* Aim of the task
Please print every record below exactly as it appears.

* Input for this task

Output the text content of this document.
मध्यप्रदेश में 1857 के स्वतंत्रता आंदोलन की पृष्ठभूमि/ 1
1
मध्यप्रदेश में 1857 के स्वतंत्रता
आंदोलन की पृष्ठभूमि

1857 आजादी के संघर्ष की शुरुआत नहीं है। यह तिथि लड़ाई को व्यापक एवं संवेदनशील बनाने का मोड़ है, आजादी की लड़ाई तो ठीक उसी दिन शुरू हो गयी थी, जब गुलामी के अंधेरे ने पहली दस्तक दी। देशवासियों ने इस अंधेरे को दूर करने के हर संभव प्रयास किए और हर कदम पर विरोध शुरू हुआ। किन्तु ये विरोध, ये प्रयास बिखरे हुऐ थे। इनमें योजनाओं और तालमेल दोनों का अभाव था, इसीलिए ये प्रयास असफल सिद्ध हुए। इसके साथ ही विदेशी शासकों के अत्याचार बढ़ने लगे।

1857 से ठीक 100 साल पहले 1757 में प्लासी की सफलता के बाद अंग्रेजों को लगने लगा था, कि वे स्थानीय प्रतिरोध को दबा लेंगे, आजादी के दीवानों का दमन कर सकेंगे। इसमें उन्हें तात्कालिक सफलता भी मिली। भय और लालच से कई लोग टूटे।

* Exercise answer
Output the text content of this document.
मध्यप्रदेश में 1857 के स्वतंत्रता आंदोलन की पृष्ठभूमि/ 1
1
मध्यप्रदेश में 1857 के स्वतंत्रता
आंदोलन की पृष्ठभूमि

1857 आजादी के संघर्ष की शुरुआत नहीं है। यह तिथि लड़ाई को व्यापक एवं संवेदनशील बनाने का मोड़ है, आजादी की लड़ाई तो ठीक उसी दिन शुरू हो गयी थी, जब गुलामी के अंधेरे ने पहली दस्तक दी। देशवासियों ने इस अंधेरे को दूर करने के हर संभव प्रयास किए और हर कदम पर विरोध शुरू हुआ। किन्तु ये विरोध, ये प्रयास बिखरे हुऐ थे। इनमें योजनाओं और तालमेल दोनों का अभाव था, इसीलिए ये प्रयास असफल सिद्ध हुए। इसके साथ ही विदेशी शासकों के अत्याचार बढ़ने लगे।

1857 से ठीक 100 साल पहले 1757 में प्लासी की सफलता के बाद अंग्रेजों को लगने लगा था, कि वे स्थानीय प्रतिरोध को दबा लेंगे, आजादी के दीवानों का दमन कर सकेंगे। इसमें उन्हें तात्कालिक सफलता भी मिली। भय और लालच से कई लोग टूटे।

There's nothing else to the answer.